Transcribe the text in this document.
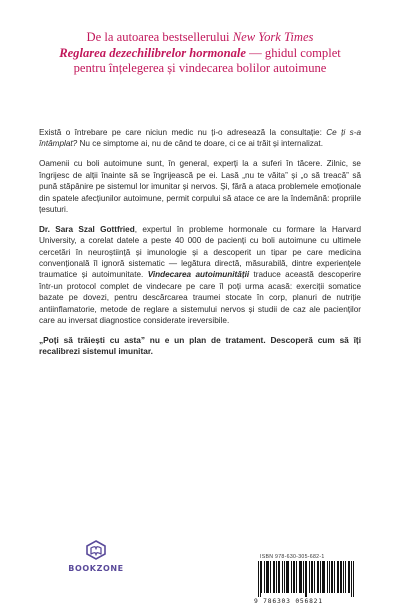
De la autoarea bestsellerului New York Times
Reglarea dezechilibrelor hormonale — ghidul complet pentru înțelegerea și vindecarea bolilor autoimune

Există o întrebare pe care niciun medic nu ți-o adresează la consultație: Ce ți s-a întâmplat? Nu ce simptome ai, nu de când te doare, ci ce ai trăit și internalizat.

Oamenii cu boli autoimune sunt, în general, experți la a suferi în tăcere. Zilnic, se îngrijesc de alții înainte să se îngrijească pe ei. Lasă „nu te văita” și „o să treacă” să pună stăpânire pe sistemul lor imunitar și nervos. Și, fără a ataca problemele emoționale din spatele afecțiunilor autoimune, permit corpului să atace ce are la îndemână: propriile țesuturi.

Dr. Sara Szal Gottfried, expertul în probleme hormonale cu formare la Harvard University, a corelat datele a peste 40 000 de pacienți cu boli autoimune cu ultimele cercetări în neuroștiință și imunologie și a descoperit un tipar pe care medicina convențională îl ignoră sistematic — legătura directă, măsurabilă, dintre experiențele traumatice și autoimunitate. Vindecarea autoimunității traduce această descoperire într-un protocol complet de vindecare pe care îl poți urma acasă: exerciții somatice bazate pe dovezi, pentru descărcarea traumei stocate în corp, planuri de nutriție antiinflamatorie, metode de reglare a sistemului nervos și studii de caz ale pacienților care au inversat diagnostice considerate ireversibile.

„Poți să trăiești cu asta” nu e un plan de tratament. Descoperă cum să îți recalibrezi sistemul imunitar.

BOOKZONE
ISBN 978-630-305-682-1
9 786303 056821
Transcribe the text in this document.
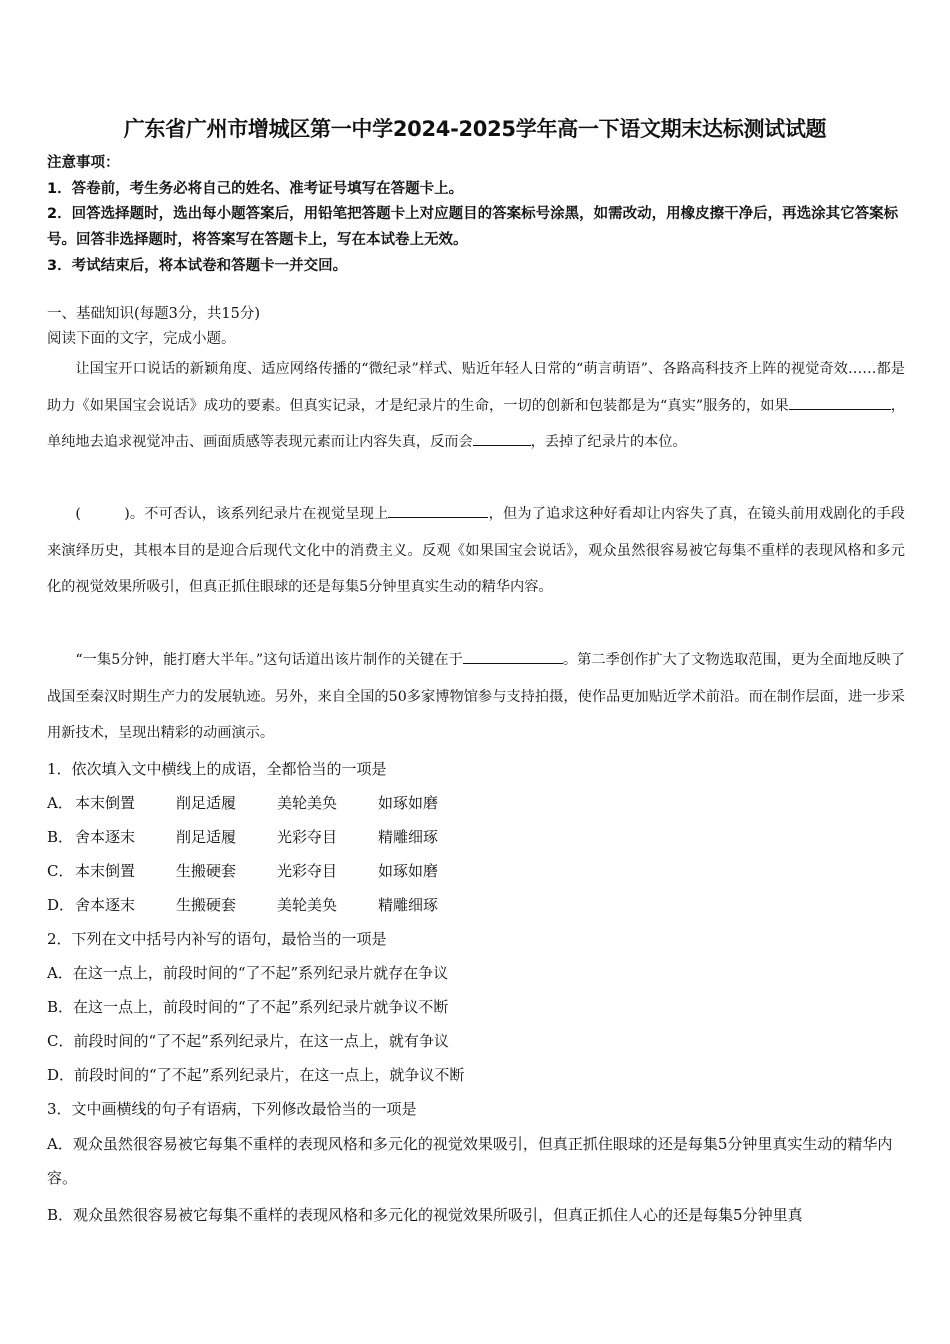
广东省广州市增城区第一中学2024-2025学年高一下语文期末达标测试试题
注意事项：
1．答卷前，考生务必将自己的姓名、准考证号填写在答题卡上。
2．回答选择题时，选出每小题答案后，用铅笔把答题卡上对应题目的答案标号涂黑，如需改动，用橡皮擦干净后，再选涂其它答案标号。回答非选择题时，将答案写在答题卡上，写在本试卷上无效。
3．考试结束后，将本试卷和答题卡一并交回。
一、基础知识(每题3分，共15分)
阅读下面的文字，完成小题。
让国宝开口说话的新颖角度、适应网络传播的“微纪录”样式、贴近年轻人日常的“萌言萌语”、各路高科技齐上阵的视觉奇效……都是助力《如果国宝会说话》成功的要素。但真实记录，才是纪录片的生命，一切的创新和包装都是为“真实”服务的，如果	，单纯地去追求视觉冲击、画面质感等表现元素而让内容失真，反而会	，丢掉了纪录片的本位。
(　　　)。不可否认，该系列纪录片在视觉呈现上	，但为了追求这种好看却让内容失了真，在镜头前用戏剧化的手段来演绎历史，其根本目的是迎合后现代文化中的消费主义。反观《如果国宝会说话》，观众虽然很容易被它每集不重样的表现风格和多元化的视觉效果所吸引，但真正抓住眼球的还是每集5分钟里真实生动的精华内容。
“一集5分钟，能打磨大半年。”这句话道出该片制作的关键在于	。第二季创作扩大了文物选取范围，更为全面地反映了战国至秦汉时期生产力的发展轨迹。另外，来自全国的50多家博物馆参与支持拍摄，使作品更加贴近学术前沿。而在制作层面，进一步采用新技术，呈现出精彩的动画演示。
1．依次填入文中横线上的成语，全都恰当的一项是
A． 本末倒置	削足适履	美轮美奂	如琢如磨
B． 舍本逐末	削足适履	光彩夺目	精雕细琢
C． 本末倒置	生搬硬套	光彩夺目	如琢如磨
D．舍本逐末	生搬硬套	美轮美奂	精雕细琢
2．下列在文中括号内补写的语句，最恰当的一项是
A．在这一点上，前段时间的“了不起”系列纪录片就存在争议
B．在这一点上，前段时间的“了不起”系列纪录片就争议不断
C．前段时间的“了不起”系列纪录片，在这一点上，就有争议
D．前段时间的“了不起”系列纪录片，在这一点上，就争议不断
3．文中画横线的句子有语病，下列修改最恰当的一项是
A．观众虽然很容易被它每集不重样的表现风格和多元化的视觉效果吸引，但真正抓住眼球的还是每集5分钟里真实生动的精华内容。
B．观众虽然很容易被它每集不重样的表现风格和多元化的视觉效果所吸引，但真正抓住人心的还是每集5分钟里真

· · · · · · ·

Task requirements: Reproduce the material above in full and without alteration, but skip all pictures.

Correct response:
Transcribe the text in this document.
De la autoarea bestsellerului New York Times
Reglarea dezechilibrelor hormonale — ghidul complet pentru înțelegerea și vindecarea bolilor autoimune

Există o întrebare pe care niciun medic nu ți-o adresează la consultație: Ce ți s-a întâmplat? Nu ce simptome ai, nu de când te doare, ci ce ai trăit și internalizat.

Oamenii cu boli autoimune sunt, în general, experți la a suferi în tăcere. Zilnic, se îngrijesc de alții înainte să se îngrijească pe ei. Lasă „nu te văita” și „o să treacă” să pună stăpânire pe sistemul lor imunitar și nervos. Și, fără a ataca problemele emoționale din spatele afecțiunilor autoimune, permit corpului să atace ce are la îndemână: propriile țesuturi.

Dr. Sara Szal Gottfried, expertul în probleme hormonale cu formare la Harvard University, a corelat datele a peste 40 000 de pacienți cu boli autoimune cu ultimele cercetări în neuroștiință și imunologie și a descoperit un tipar pe care medicina convențională îl ignoră sistematic — legătura directă, măsurabilă, dintre experiențele traumatice și autoimunitate. Vindecarea autoimunității traduce această descoperire într-un protocol complet de vindecare pe care îl poți urma acasă: exerciții somatice bazate pe dovezi, pentru descărcarea traumei stocate în corp, planuri de nutriție antiinflamatorie, metode de reglare a sistemului nervos și studii de caz ale pacienților care au inversat diagnostice considerate ireversibile.

„Poți să trăiești cu asta” nu e un plan de tratament. Descoperă cum să îți recalibrezi sistemul imunitar.

BOOKZONE
ISBN 978-630-305-682-1
9 786303 056821
Transcribe the text in this document.
广东省广州市增城区第一中学2024-2025学年高一下语文期末达标测试试题
注意事项：
1．答卷前，考生务必将自己的姓名、准考证号填写在答题卡上。
2．回答选择题时，选出每小题答案后，用铅笔把答题卡上对应题目的答案标号涂黑，如需改动，用橡皮擦干净后，再选涂其它答案标号。回答非选择题时，将答案写在答题卡上，写在本试卷上无效。
3．考试结束后，将本试卷和答题卡一并交回。
一、基础知识(每题3分，共15分)
阅读下面的文字，完成小题。
让国宝开口说话的新颖角度、适应网络传播的“微纪录”样式、贴近年轻人日常的“萌言萌语”、各路高科技齐上阵的视觉奇效……都是助力《如果国宝会说话》成功的要素。但真实记录，才是纪录片的生命，一切的创新和包装都是为“真实”服务的，如果	，单纯地去追求视觉冲击、画面质感等表现元素而让内容失真，反而会	，丢掉了纪录片的本位。
(　　　)。不可否认，该系列纪录片在视觉呈现上	，但为了追求这种好看却让内容失了真，在镜头前用戏剧化的手段来演绎历史，其根本目的是迎合后现代文化中的消费主义。反观《如果国宝会说话》，观众虽然很容易被它每集不重样的表现风格和多元化的视觉效果所吸引，但真正抓住眼球的还是每集5分钟里真实生动的精华内容。
“一集5分钟，能打磨大半年。”这句话道出该片制作的关键在于	。第二季创作扩大了文物选取范围，更为全面地反映了战国至秦汉时期生产力的发展轨迹。另外，来自全国的50多家博物馆参与支持拍摄，使作品更加贴近学术前沿。而在制作层面，进一步采用新技术，呈现出精彩的动画演示。
1．依次填入文中横线上的成语，全都恰当的一项是
A． 本末倒置	削足适履	美轮美奂	如琢如磨
B． 舍本逐末	削足适履	光彩夺目	精雕细琢
C． 本末倒置	生搬硬套	光彩夺目	如琢如磨
D．舍本逐末	生搬硬套	美轮美奂	精雕细琢
2．下列在文中括号内补写的语句，最恰当的一项是
A．在这一点上，前段时间的“了不起”系列纪录片就存在争议
B．在这一点上，前段时间的“了不起”系列纪录片就争议不断
C．前段时间的“了不起”系列纪录片，在这一点上，就有争议
D．前段时间的“了不起”系列纪录片，在这一点上，就争议不断
3．文中画横线的句子有语病，下列修改最恰当的一项是
A．观众虽然很容易被它每集不重样的表现风格和多元化的视觉效果吸引，但真正抓住眼球的还是每集5分钟里真实生动的精华内容。
B．观众虽然很容易被它每集不重样的表现风格和多元化的视觉效果所吸引，但真正抓住人心的还是每集5分钟里真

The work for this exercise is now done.